● **Task statement**
Locate every line that holds the string "JSON" and copy it.

● **Provided material**
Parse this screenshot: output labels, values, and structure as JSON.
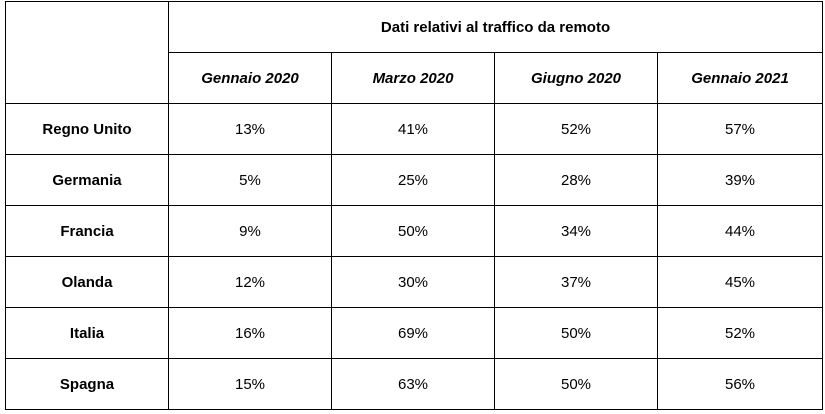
{
  "table": {
    "title": "Dati relativi al traffico da remoto",
    "columns": [
      "Gennaio 2020",
      "Marzo 2020",
      "Giugno 2020",
      "Gennaio 2021"
    ],
    "rows": [
      {
        "country": "Regno Unito",
        "values": [
          "13%",
          "41%",
          "52%",
          "57%"
        ]
      },
      {
        "country": "Germania",
        "values": [
          "5%",
          "25%",
          "28%",
          "39%"
        ]
      },
      {
        "country": "Francia",
        "values": [
          "9%",
          "50%",
          "34%",
          "44%"
        ]
      },
      {
        "country": "Olanda",
        "values": [
          "12%",
          "30%",
          "37%",
          "45%"
        ]
      },
      {
        "country": "Italia",
        "values": [
          "16%",
          "69%",
          "50%",
          "52%"
        ]
      },
      {
        "country": "Spagna",
        "values": [
          "15%",
          "63%",
          "50%",
          "56%"
        ]
      }
    ]
  }
}
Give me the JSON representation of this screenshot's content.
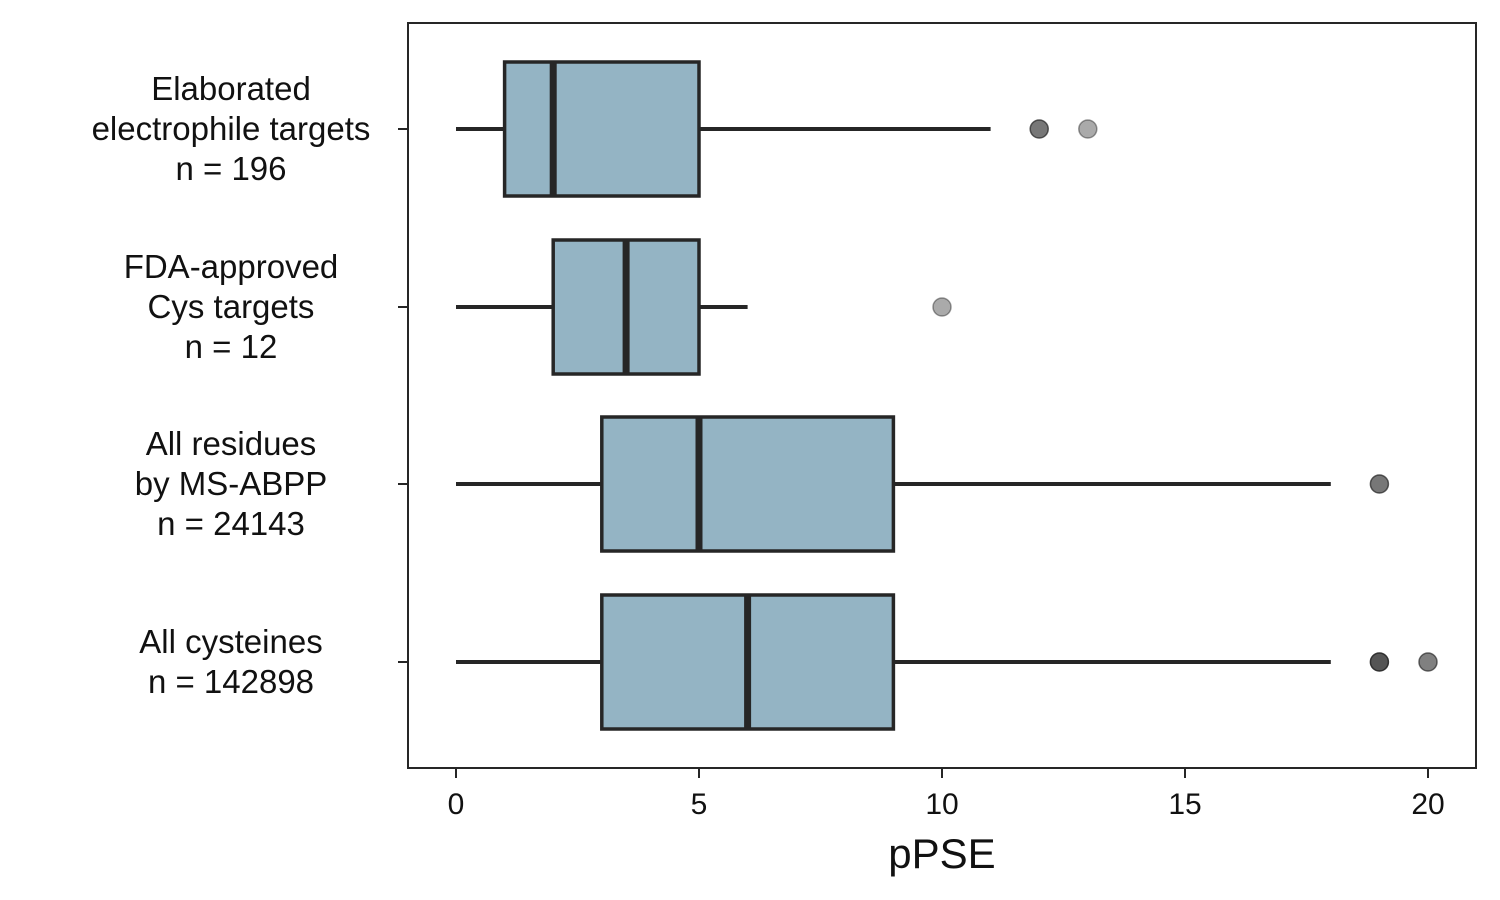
{
  "chart_data": {
    "type": "boxplot",
    "orientation": "horizontal",
    "title": "",
    "xlabel": "pPSE",
    "ylabel": "",
    "xlim": [
      -1,
      21
    ],
    "xticks": [
      0,
      5,
      10,
      15,
      20
    ],
    "grid": false,
    "colors": {
      "box_fill": "#94b4c4",
      "line": "#262626",
      "outlier": "#555555",
      "frame": "#262626"
    },
    "categories": [
      {
        "label_lines": [
          "Elaborated",
          "electrophile targets",
          "n = 196"
        ],
        "n": 196,
        "whisker_low": 0,
        "q1": 1,
        "median": 2,
        "q3": 5,
        "whisker_high": 11,
        "outliers": [
          {
            "value": 12,
            "opacity": 0.8
          },
          {
            "value": 13,
            "opacity": 0.5
          }
        ]
      },
      {
        "label_lines": [
          "FDA-approved",
          "Cys targets",
          "n = 12"
        ],
        "n": 12,
        "whisker_low": 0,
        "q1": 2,
        "median": 3.5,
        "q3": 5,
        "whisker_high": 6,
        "outliers": [
          {
            "value": 10,
            "opacity": 0.5
          }
        ]
      },
      {
        "label_lines": [
          "All residues",
          "by MS-ABPP",
          "n = 24143"
        ],
        "n": 24143,
        "whisker_low": 0,
        "q1": 3,
        "median": 5,
        "q3": 9,
        "whisker_high": 18,
        "outliers": [
          {
            "value": 19,
            "opacity": 0.8
          }
        ]
      },
      {
        "label_lines": [
          "All cysteines",
          "n = 142898"
        ],
        "n": 142898,
        "whisker_low": 0,
        "q1": 3,
        "median": 6,
        "q3": 9,
        "whisker_high": 18,
        "outliers": [
          {
            "value": 19,
            "opacity": 1.0
          },
          {
            "value": 20,
            "opacity": 0.75
          }
        ]
      }
    ]
  }
}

● **Response to this exercise**
Parse this screenshot: output labels, values, and structure as JSON.
Give me the JSON representation of this screenshot's content.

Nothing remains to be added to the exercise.